[Chart and figure data]
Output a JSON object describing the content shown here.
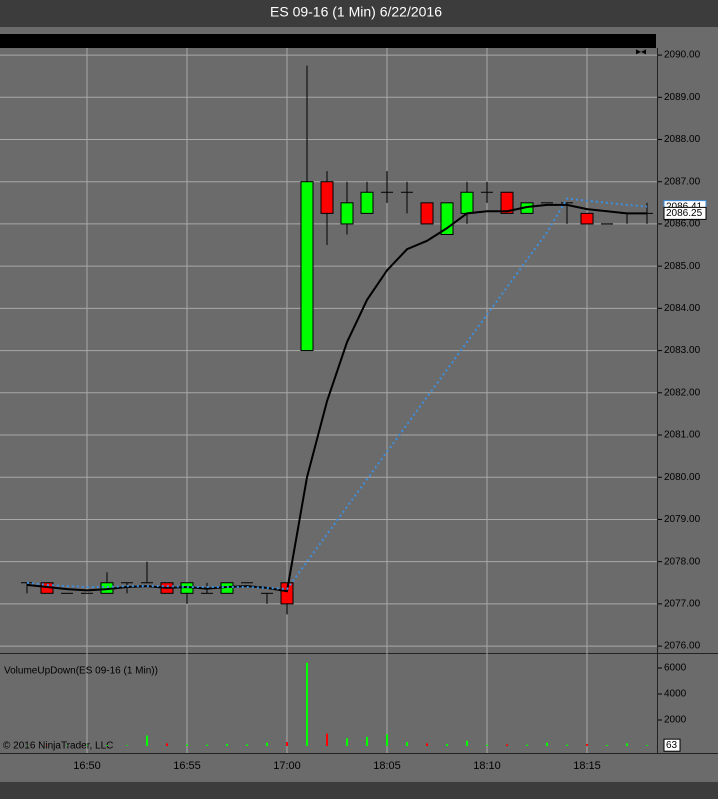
{
  "window_title": "ES 09-16 (1 Min)  6/22/2016",
  "footer": "© 2016 NinjaTrader, LLC",
  "chart_data": [
    {
      "type": "candlestick",
      "categories": [
        null,
        null,
        null,
        "16:50",
        null,
        null,
        null,
        null,
        "16:55",
        null,
        null,
        null,
        null,
        "17:00",
        null,
        null,
        null,
        null,
        "18:05",
        null,
        null,
        null,
        null,
        "18:10",
        null,
        null,
        null,
        null,
        "18:15",
        null,
        null,
        null
      ],
      "open": [
        2077.5,
        2077.5,
        2077.25,
        2077.25,
        2077.25,
        2077.5,
        2077.5,
        2077.5,
        2077.25,
        2077.25,
        2077.25,
        2077.5,
        2077.25,
        2077.5,
        2083,
        2087,
        2086,
        2086.25,
        2086.75,
        2086.75,
        2086.5,
        2085.75,
        2086.25,
        2086.75,
        2086.75,
        2086.25,
        2086.5,
        2086.5,
        2086.25,
        2086,
        2086.25,
        2086.25
      ],
      "high": [
        2077.5,
        2077.5,
        2077.25,
        2077.25,
        2077.75,
        2077.5,
        2078,
        2077.5,
        2077.5,
        2077.5,
        2077.5,
        2077.5,
        2077.25,
        2077.5,
        2089.75,
        2087.25,
        2087,
        2087,
        2087.25,
        2087,
        2086.5,
        2086.5,
        2087,
        2087,
        2086.75,
        2086.5,
        2086.5,
        2086.5,
        2086.25,
        2086,
        2086.25,
        2086.5
      ],
      "low": [
        2077.25,
        2077.25,
        2077.25,
        2077.25,
        2077.25,
        2077.25,
        2077.5,
        2077.25,
        2077,
        2077.25,
        2077.25,
        2077.5,
        2077,
        2076.75,
        2083,
        2085.5,
        2085.75,
        2086.25,
        2086.5,
        2086.25,
        2086,
        2085.75,
        2086,
        2086.5,
        2086.25,
        2086.25,
        2086.5,
        2086,
        2086,
        2086,
        2086,
        2086
      ],
      "close": [
        2077.5,
        2077.25,
        2077.25,
        2077.25,
        2077.5,
        2077.5,
        2077.5,
        2077.25,
        2077.5,
        2077.25,
        2077.5,
        2077.5,
        2077.25,
        2077,
        2087,
        2086.25,
        2086.5,
        2086.75,
        2086.75,
        2086.75,
        2086,
        2086.5,
        2086.75,
        2086.75,
        2086.25,
        2086.5,
        2086.5,
        2086.5,
        2086,
        2086,
        2086.25,
        2086.25
      ],
      "up_color": "#00ff00",
      "down_color": "#ff0000",
      "series": [
        {
          "color": "#000000",
          "dashed": false,
          "values": [
            2077.45,
            2077.4,
            2077.35,
            2077.32,
            2077.35,
            2077.4,
            2077.42,
            2077.38,
            2077.4,
            2077.36,
            2077.4,
            2077.42,
            2077.38,
            2077.3,
            2080,
            2081.8,
            2083.2,
            2084.2,
            2084.9,
            2085.4,
            2085.6,
            2085.9,
            2086.25,
            2086.3,
            2086.3,
            2086.4,
            2086.45,
            2086.45,
            2086.35,
            2086.3,
            2086.25,
            2086.25
          ]
        },
        {
          "color": "#3d8fe0",
          "dashed": true,
          "values": [
            2077.5,
            2077.45,
            2077.42,
            2077.4,
            2077.4,
            2077.42,
            2077.42,
            2077.42,
            2077.4,
            2077.4,
            2077.4,
            2077.4,
            2077.38,
            2077.35,
            2078,
            2078.65,
            2079.3,
            2079.95,
            2080.6,
            2081.25,
            2081.9,
            2082.55,
            2083.2,
            2083.85,
            2084.5,
            2085.15,
            2085.8,
            2086.6,
            2086.55,
            2086.5,
            2086.45,
            2086.41
          ]
        }
      ],
      "ylim": [
        2075.86,
        2090.12
      ],
      "yticks": [
        {
          "value": 2076,
          "label": "2076.00"
        },
        {
          "value": 2077,
          "label": "2077.00"
        },
        {
          "value": 2078,
          "label": "2078.00"
        },
        {
          "value": 2079,
          "label": "2079.00"
        },
        {
          "value": 2080,
          "label": "2080.00"
        },
        {
          "value": 2081,
          "label": "2081.00"
        },
        {
          "value": 2082,
          "label": "2082.00"
        },
        {
          "value": 2083,
          "label": "2083.00"
        },
        {
          "value": 2084,
          "label": "2084.00"
        },
        {
          "value": 2085,
          "label": "2085.00"
        },
        {
          "value": 2086,
          "label": "2086.00"
        },
        {
          "value": 2087,
          "label": "2087.00"
        },
        {
          "value": 2088,
          "label": "2088.00"
        },
        {
          "value": 2089,
          "label": "2089.00"
        },
        {
          "value": 2090,
          "label": "2090.00"
        }
      ],
      "grid": true
    },
    {
      "type": "bar",
      "title": "VolumeUpDown(ES 09-16 (1 Min))",
      "values": [
        20,
        30,
        30,
        40,
        60,
        50,
        800,
        200,
        120,
        100,
        150,
        120,
        250,
        300,
        6400,
        950,
        600,
        700,
        900,
        300,
        200,
        150,
        400,
        100,
        120,
        100,
        250,
        100,
        150,
        80,
        200,
        63
      ],
      "ylim": [
        0,
        7000
      ],
      "yticks": [
        2000,
        4000,
        6000
      ],
      "grid": true
    }
  ]
}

### Work instructions
Print each line of the material above exactly, with the pictures removed from your copy.

### Solution
Output a JSON object describing the content shown here.
{
  "window_title": "ES 09-16 (1 Min)  6/22/2016",
  "footer": "© 2016 NinjaTrader, LLC",
  "chart_data": [
    {
      "type": "candlestick",
      "categories": [
        null,
        null,
        null,
        "16:50",
        null,
        null,
        null,
        null,
        "16:55",
        null,
        null,
        null,
        null,
        "17:00",
        null,
        null,
        null,
        null,
        "18:05",
        null,
        null,
        null,
        null,
        "18:10",
        null,
        null,
        null,
        null,
        "18:15",
        null,
        null,
        null
      ],
      "open": [
        2077.5,
        2077.5,
        2077.25,
        2077.25,
        2077.25,
        2077.5,
        2077.5,
        2077.5,
        2077.25,
        2077.25,
        2077.25,
        2077.5,
        2077.25,
        2077.5,
        2083,
        2087,
        2086,
        2086.25,
        2086.75,
        2086.75,
        2086.5,
        2085.75,
        2086.25,
        2086.75,
        2086.75,
        2086.25,
        2086.5,
        2086.5,
        2086.25,
        2086,
        2086.25,
        2086.25
      ],
      "high": [
        2077.5,
        2077.5,
        2077.25,
        2077.25,
        2077.75,
        2077.5,
        2078,
        2077.5,
        2077.5,
        2077.5,
        2077.5,
        2077.5,
        2077.25,
        2077.5,
        2089.75,
        2087.25,
        2087,
        2087,
        2087.25,
        2087,
        2086.5,
        2086.5,
        2087,
        2087,
        2086.75,
        2086.5,
        2086.5,
        2086.5,
        2086.25,
        2086,
        2086.25,
        2086.5
      ],
      "low": [
        2077.25,
        2077.25,
        2077.25,
        2077.25,
        2077.25,
        2077.25,
        2077.5,
        2077.25,
        2077,
        2077.25,
        2077.25,
        2077.5,
        2077,
        2076.75,
        2083,
        2085.5,
        2085.75,
        2086.25,
        2086.5,
        2086.25,
        2086,
        2085.75,
        2086,
        2086.5,
        2086.25,
        2086.25,
        2086.5,
        2086,
        2086,
        2086,
        2086,
        2086
      ],
      "close": [
        2077.5,
        2077.25,
        2077.25,
        2077.25,
        2077.5,
        2077.5,
        2077.5,
        2077.25,
        2077.5,
        2077.25,
        2077.5,
        2077.5,
        2077.25,
        2077,
        2087,
        2086.25,
        2086.5,
        2086.75,
        2086.75,
        2086.75,
        2086,
        2086.5,
        2086.75,
        2086.75,
        2086.25,
        2086.5,
        2086.5,
        2086.5,
        2086,
        2086,
        2086.25,
        2086.25
      ],
      "up_color": "#00ff00",
      "down_color": "#ff0000",
      "series": [
        {
          "color": "#000000",
          "dashed": false,
          "values": [
            2077.45,
            2077.4,
            2077.35,
            2077.32,
            2077.35,
            2077.4,
            2077.42,
            2077.38,
            2077.4,
            2077.36,
            2077.4,
            2077.42,
            2077.38,
            2077.3,
            2080,
            2081.8,
            2083.2,
            2084.2,
            2084.9,
            2085.4,
            2085.6,
            2085.9,
            2086.25,
            2086.3,
            2086.3,
            2086.4,
            2086.45,
            2086.45,
            2086.35,
            2086.3,
            2086.25,
            2086.25
          ]
        },
        {
          "color": "#3d8fe0",
          "dashed": true,
          "values": [
            2077.5,
            2077.45,
            2077.42,
            2077.4,
            2077.4,
            2077.42,
            2077.42,
            2077.42,
            2077.4,
            2077.4,
            2077.4,
            2077.4,
            2077.38,
            2077.35,
            2078,
            2078.65,
            2079.3,
            2079.95,
            2080.6,
            2081.25,
            2081.9,
            2082.55,
            2083.2,
            2083.85,
            2084.5,
            2085.15,
            2085.8,
            2086.6,
            2086.55,
            2086.5,
            2086.45,
            2086.41
          ]
        }
      ],
      "ylim": [
        2075.86,
        2090.12
      ],
      "yticks": [
        {
          "value": 2076,
          "label": "2076.00"
        },
        {
          "value": 2077,
          "label": "2077.00"
        },
        {
          "value": 2078,
          "label": "2078.00"
        },
        {
          "value": 2079,
          "label": "2079.00"
        },
        {
          "value": 2080,
          "label": "2080.00"
        },
        {
          "value": 2081,
          "label": "2081.00"
        },
        {
          "value": 2082,
          "label": "2082.00"
        },
        {
          "value": 2083,
          "label": "2083.00"
        },
        {
          "value": 2084,
          "label": "2084.00"
        },
        {
          "value": 2085,
          "label": "2085.00"
        },
        {
          "value": 2086,
          "label": "2086.00"
        },
        {
          "value": 2087,
          "label": "2087.00"
        },
        {
          "value": 2088,
          "label": "2088.00"
        },
        {
          "value": 2089,
          "label": "2089.00"
        },
        {
          "value": 2090,
          "label": "2090.00"
        }
      ],
      "grid": true
    },
    {
      "type": "bar",
      "title": "VolumeUpDown(ES 09-16 (1 Min))",
      "values": [
        20,
        30,
        30,
        40,
        60,
        50,
        800,
        200,
        120,
        100,
        150,
        120,
        250,
        300,
        6400,
        950,
        600,
        700,
        900,
        300,
        200,
        150,
        400,
        100,
        120,
        100,
        250,
        100,
        150,
        80,
        200,
        63
      ],
      "ylim": [
        0,
        7000
      ],
      "yticks": [
        2000,
        4000,
        6000
      ],
      "grid": true
    }
  ]
}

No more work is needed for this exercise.